## SUPPLIED RECORDS
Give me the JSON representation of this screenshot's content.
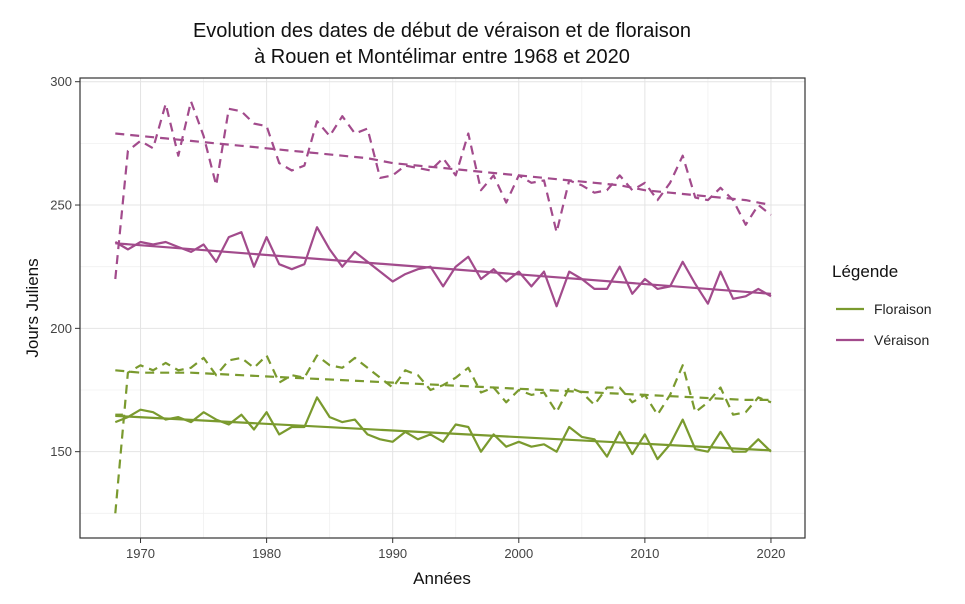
{
  "chart_data": {
    "type": "line",
    "title": [
      "Evolution des dates de début de véraison et de floraison",
      "à Rouen et Montélimar entre 1968 et 2020"
    ],
    "xlabel": "Années",
    "ylabel": "Jours Juliens",
    "xlim": [
      1965.2,
      2022.7
    ],
    "ylim": [
      115,
      301.5
    ],
    "x_ticks": [
      1970,
      1980,
      1990,
      2000,
      2010,
      2020
    ],
    "y_ticks": [
      150,
      200,
      250,
      300
    ],
    "grid": true,
    "legend": {
      "title": "Légende",
      "position": "right",
      "entries": [
        {
          "label": "Floraison",
          "color": "#7a9a2e"
        },
        {
          "label": "Véraison",
          "color": "#a24b8c"
        }
      ]
    },
    "series": [
      {
        "group": "Véraison",
        "line": "dashed",
        "color": "#a24b8c",
        "x": [
          1968,
          1969,
          1970,
          1971,
          1972,
          1973,
          1974,
          1975,
          1976,
          1977,
          1978,
          1979,
          1980,
          1981,
          1982,
          1983,
          1984,
          1985,
          1986,
          1987,
          1988,
          1989,
          1990,
          1991,
          1992,
          1993,
          1994,
          1995,
          1996,
          1997,
          1998,
          1999,
          2000,
          2001,
          2002,
          2003,
          2004,
          2005,
          2006,
          2007,
          2008,
          2009,
          2010,
          2011,
          2012,
          2013,
          2014,
          2015,
          2016,
          2017,
          2018,
          2019,
          2020
        ],
        "y": [
          220,
          272,
          276,
          273,
          291,
          270,
          292,
          278,
          258,
          289,
          288,
          283,
          282,
          267,
          264,
          266,
          284,
          278,
          286,
          279,
          281,
          261,
          262,
          266,
          265,
          264,
          269,
          262,
          279,
          256,
          262,
          251,
          262,
          259,
          260,
          239,
          260,
          258,
          255,
          256,
          262,
          256,
          259,
          252,
          259,
          270,
          253,
          252,
          257,
          252,
          242,
          250,
          246
        ]
      },
      {
        "group": "Véraison",
        "line": "dashed",
        "color": "#a24b8c",
        "x": [
          1968,
          1970,
          1972,
          1974,
          1976,
          1978,
          1980,
          1982,
          1984,
          1986,
          1988,
          1990,
          1992,
          1994,
          1996,
          1998,
          2000,
          2002,
          2004,
          2006,
          2008,
          2010,
          2012,
          2014,
          2016,
          2018,
          2020
        ],
        "y": [
          279,
          278,
          277,
          276,
          275,
          274,
          273,
          272,
          271,
          270,
          269,
          267,
          266,
          265,
          264,
          263,
          262,
          261,
          260,
          259,
          258,
          256,
          255,
          254,
          253,
          252,
          250
        ]
      },
      {
        "group": "Véraison",
        "line": "solid",
        "color": "#a24b8c",
        "x": [
          1968,
          1969,
          1970,
          1971,
          1972,
          1973,
          1974,
          1975,
          1976,
          1977,
          1978,
          1979,
          1980,
          1981,
          1982,
          1983,
          1984,
          1985,
          1986,
          1987,
          1988,
          1989,
          1990,
          1991,
          1992,
          1993,
          1994,
          1995,
          1996,
          1997,
          1998,
          1999,
          2000,
          2001,
          2002,
          2003,
          2004,
          2005,
          2006,
          2007,
          2008,
          2009,
          2010,
          2011,
          2012,
          2013,
          2014,
          2015,
          2016,
          2017,
          2018,
          2019,
          2020
        ],
        "y": [
          235,
          232,
          235,
          234,
          235,
          233,
          231,
          234,
          227,
          237,
          239,
          225,
          237,
          226,
          224,
          226,
          241,
          232,
          225,
          231,
          227,
          223,
          219,
          222,
          224,
          225,
          217,
          225,
          229,
          220,
          224,
          219,
          223,
          217,
          223,
          209,
          223,
          220,
          216,
          216,
          225,
          214,
          220,
          216,
          217,
          227,
          218,
          210,
          223,
          212,
          213,
          216,
          213
        ]
      },
      {
        "group": "Véraison",
        "line": "solid",
        "color": "#a24b8c",
        "x": [
          1968,
          2020
        ],
        "y": [
          234.5,
          214
        ]
      },
      {
        "group": "Floraison",
        "line": "dashed",
        "color": "#7a9a2e",
        "x": [
          1968,
          1969,
          1970,
          1971,
          1972,
          1973,
          1974,
          1975,
          1976,
          1977,
          1978,
          1979,
          1980,
          1981,
          1982,
          1983,
          1984,
          1985,
          1986,
          1987,
          1988,
          1989,
          1990,
          1991,
          1992,
          1993,
          1994,
          1995,
          1996,
          1997,
          1998,
          1999,
          2000,
          2001,
          2002,
          2003,
          2004,
          2005,
          2006,
          2007,
          2008,
          2009,
          2010,
          2011,
          2012,
          2013,
          2014,
          2015,
          2016,
          2017,
          2018,
          2019,
          2020
        ],
        "y": [
          125,
          182,
          185,
          183,
          186,
          183,
          184,
          188,
          181,
          187,
          188,
          184,
          189,
          178,
          181,
          180,
          189,
          185,
          184,
          188,
          184,
          180,
          176,
          183,
          181,
          175,
          177,
          180,
          184,
          174,
          176,
          170,
          175,
          173,
          174,
          166,
          176,
          174,
          169,
          176,
          176,
          170,
          173,
          165,
          173,
          185,
          166,
          170,
          176,
          165,
          166,
          172,
          170
        ]
      },
      {
        "group": "Floraison",
        "line": "dashed",
        "color": "#7a9a2e",
        "x": [
          1968,
          1970,
          1974,
          1978,
          1982,
          1986,
          1990,
          1994,
          1998,
          2002,
          2006,
          2010,
          2014,
          2018,
          2020
        ],
        "y": [
          183,
          182,
          182,
          181,
          180,
          179,
          178,
          177,
          176,
          175,
          174,
          173,
          172,
          171,
          171
        ]
      },
      {
        "group": "Floraison",
        "line": "solid",
        "color": "#7a9a2e",
        "x": [
          1968,
          1969,
          1970,
          1971,
          1972,
          1973,
          1974,
          1975,
          1976,
          1977,
          1978,
          1979,
          1980,
          1981,
          1982,
          1983,
          1984,
          1985,
          1986,
          1987,
          1988,
          1989,
          1990,
          1991,
          1992,
          1993,
          1994,
          1995,
          1996,
          1997,
          1998,
          1999,
          2000,
          2001,
          2002,
          2003,
          2004,
          2005,
          2006,
          2007,
          2008,
          2009,
          2010,
          2011,
          2012,
          2013,
          2014,
          2015,
          2016,
          2017,
          2018,
          2019,
          2020
        ],
        "y": [
          162,
          164,
          167,
          166,
          163,
          164,
          162,
          166,
          163,
          161,
          165,
          159,
          166,
          157,
          160,
          160,
          172,
          164,
          162,
          163,
          157,
          155,
          154,
          158,
          155,
          157,
          154,
          161,
          160,
          150,
          157,
          152,
          154,
          152,
          153,
          150,
          160,
          156,
          155,
          148,
          158,
          149,
          157,
          147,
          153,
          163,
          151,
          150,
          158,
          150,
          150,
          155,
          150
        ]
      },
      {
        "group": "Floraison",
        "line": "solid",
        "color": "#7a9a2e",
        "x": [
          1968,
          2020
        ],
        "y": [
          164.5,
          150.5
        ]
      },
      {
        "group": "Floraison",
        "line": "dashed",
        "color": "#7a9a2e",
        "x": [
          1968,
          1968.6
        ],
        "y": [
          165,
          165
        ]
      }
    ]
  }
}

## PROMPT
Take the records above and transcribe them exactly, dropping every picture.

## RESULT FOR THIS EXERCISE
Give me the JSON representation of this screenshot's content.
{
  "chart_data": {
    "type": "line",
    "title": [
      "Evolution des dates de début de véraison et de floraison",
      "à Rouen et Montélimar entre 1968 et 2020"
    ],
    "xlabel": "Années",
    "ylabel": "Jours Juliens",
    "xlim": [
      1965.2,
      2022.7
    ],
    "ylim": [
      115,
      301.5
    ],
    "x_ticks": [
      1970,
      1980,
      1990,
      2000,
      2010,
      2020
    ],
    "y_ticks": [
      150,
      200,
      250,
      300
    ],
    "grid": true,
    "legend": {
      "title": "Légende",
      "position": "right",
      "entries": [
        {
          "label": "Floraison",
          "color": "#7a9a2e"
        },
        {
          "label": "Véraison",
          "color": "#a24b8c"
        }
      ]
    },
    "series": [
      {
        "group": "Véraison",
        "line": "dashed",
        "color": "#a24b8c",
        "x": [
          1968,
          1969,
          1970,
          1971,
          1972,
          1973,
          1974,
          1975,
          1976,
          1977,
          1978,
          1979,
          1980,
          1981,
          1982,
          1983,
          1984,
          1985,
          1986,
          1987,
          1988,
          1989,
          1990,
          1991,
          1992,
          1993,
          1994,
          1995,
          1996,
          1997,
          1998,
          1999,
          2000,
          2001,
          2002,
          2003,
          2004,
          2005,
          2006,
          2007,
          2008,
          2009,
          2010,
          2011,
          2012,
          2013,
          2014,
          2015,
          2016,
          2017,
          2018,
          2019,
          2020
        ],
        "y": [
          220,
          272,
          276,
          273,
          291,
          270,
          292,
          278,
          258,
          289,
          288,
          283,
          282,
          267,
          264,
          266,
          284,
          278,
          286,
          279,
          281,
          261,
          262,
          266,
          265,
          264,
          269,
          262,
          279,
          256,
          262,
          251,
          262,
          259,
          260,
          239,
          260,
          258,
          255,
          256,
          262,
          256,
          259,
          252,
          259,
          270,
          253,
          252,
          257,
          252,
          242,
          250,
          246
        ]
      },
      {
        "group": "Véraison",
        "line": "dashed",
        "color": "#a24b8c",
        "x": [
          1968,
          1970,
          1972,
          1974,
          1976,
          1978,
          1980,
          1982,
          1984,
          1986,
          1988,
          1990,
          1992,
          1994,
          1996,
          1998,
          2000,
          2002,
          2004,
          2006,
          2008,
          2010,
          2012,
          2014,
          2016,
          2018,
          2020
        ],
        "y": [
          279,
          278,
          277,
          276,
          275,
          274,
          273,
          272,
          271,
          270,
          269,
          267,
          266,
          265,
          264,
          263,
          262,
          261,
          260,
          259,
          258,
          256,
          255,
          254,
          253,
          252,
          250
        ]
      },
      {
        "group": "Véraison",
        "line": "solid",
        "color": "#a24b8c",
        "x": [
          1968,
          1969,
          1970,
          1971,
          1972,
          1973,
          1974,
          1975,
          1976,
          1977,
          1978,
          1979,
          1980,
          1981,
          1982,
          1983,
          1984,
          1985,
          1986,
          1987,
          1988,
          1989,
          1990,
          1991,
          1992,
          1993,
          1994,
          1995,
          1996,
          1997,
          1998,
          1999,
          2000,
          2001,
          2002,
          2003,
          2004,
          2005,
          2006,
          2007,
          2008,
          2009,
          2010,
          2011,
          2012,
          2013,
          2014,
          2015,
          2016,
          2017,
          2018,
          2019,
          2020
        ],
        "y": [
          235,
          232,
          235,
          234,
          235,
          233,
          231,
          234,
          227,
          237,
          239,
          225,
          237,
          226,
          224,
          226,
          241,
          232,
          225,
          231,
          227,
          223,
          219,
          222,
          224,
          225,
          217,
          225,
          229,
          220,
          224,
          219,
          223,
          217,
          223,
          209,
          223,
          220,
          216,
          216,
          225,
          214,
          220,
          216,
          217,
          227,
          218,
          210,
          223,
          212,
          213,
          216,
          213
        ]
      },
      {
        "group": "Véraison",
        "line": "solid",
        "color": "#a24b8c",
        "x": [
          1968,
          2020
        ],
        "y": [
          234.5,
          214
        ]
      },
      {
        "group": "Floraison",
        "line": "dashed",
        "color": "#7a9a2e",
        "x": [
          1968,
          1969,
          1970,
          1971,
          1972,
          1973,
          1974,
          1975,
          1976,
          1977,
          1978,
          1979,
          1980,
          1981,
          1982,
          1983,
          1984,
          1985,
          1986,
          1987,
          1988,
          1989,
          1990,
          1991,
          1992,
          1993,
          1994,
          1995,
          1996,
          1997,
          1998,
          1999,
          2000,
          2001,
          2002,
          2003,
          2004,
          2005,
          2006,
          2007,
          2008,
          2009,
          2010,
          2011,
          2012,
          2013,
          2014,
          2015,
          2016,
          2017,
          2018,
          2019,
          2020
        ],
        "y": [
          125,
          182,
          185,
          183,
          186,
          183,
          184,
          188,
          181,
          187,
          188,
          184,
          189,
          178,
          181,
          180,
          189,
          185,
          184,
          188,
          184,
          180,
          176,
          183,
          181,
          175,
          177,
          180,
          184,
          174,
          176,
          170,
          175,
          173,
          174,
          166,
          176,
          174,
          169,
          176,
          176,
          170,
          173,
          165,
          173,
          185,
          166,
          170,
          176,
          165,
          166,
          172,
          170
        ]
      },
      {
        "group": "Floraison",
        "line": "dashed",
        "color": "#7a9a2e",
        "x": [
          1968,
          1970,
          1974,
          1978,
          1982,
          1986,
          1990,
          1994,
          1998,
          2002,
          2006,
          2010,
          2014,
          2018,
          2020
        ],
        "y": [
          183,
          182,
          182,
          181,
          180,
          179,
          178,
          177,
          176,
          175,
          174,
          173,
          172,
          171,
          171
        ]
      },
      {
        "group": "Floraison",
        "line": "solid",
        "color": "#7a9a2e",
        "x": [
          1968,
          1969,
          1970,
          1971,
          1972,
          1973,
          1974,
          1975,
          1976,
          1977,
          1978,
          1979,
          1980,
          1981,
          1982,
          1983,
          1984,
          1985,
          1986,
          1987,
          1988,
          1989,
          1990,
          1991,
          1992,
          1993,
          1994,
          1995,
          1996,
          1997,
          1998,
          1999,
          2000,
          2001,
          2002,
          2003,
          2004,
          2005,
          2006,
          2007,
          2008,
          2009,
          2010,
          2011,
          2012,
          2013,
          2014,
          2015,
          2016,
          2017,
          2018,
          2019,
          2020
        ],
        "y": [
          162,
          164,
          167,
          166,
          163,
          164,
          162,
          166,
          163,
          161,
          165,
          159,
          166,
          157,
          160,
          160,
          172,
          164,
          162,
          163,
          157,
          155,
          154,
          158,
          155,
          157,
          154,
          161,
          160,
          150,
          157,
          152,
          154,
          152,
          153,
          150,
          160,
          156,
          155,
          148,
          158,
          149,
          157,
          147,
          153,
          163,
          151,
          150,
          158,
          150,
          150,
          155,
          150
        ]
      },
      {
        "group": "Floraison",
        "line": "solid",
        "color": "#7a9a2e",
        "x": [
          1968,
          2020
        ],
        "y": [
          164.5,
          150.5
        ]
      },
      {
        "group": "Floraison",
        "line": "dashed",
        "color": "#7a9a2e",
        "x": [
          1968,
          1968.6
        ],
        "y": [
          165,
          165
        ]
      }
    ]
  }
}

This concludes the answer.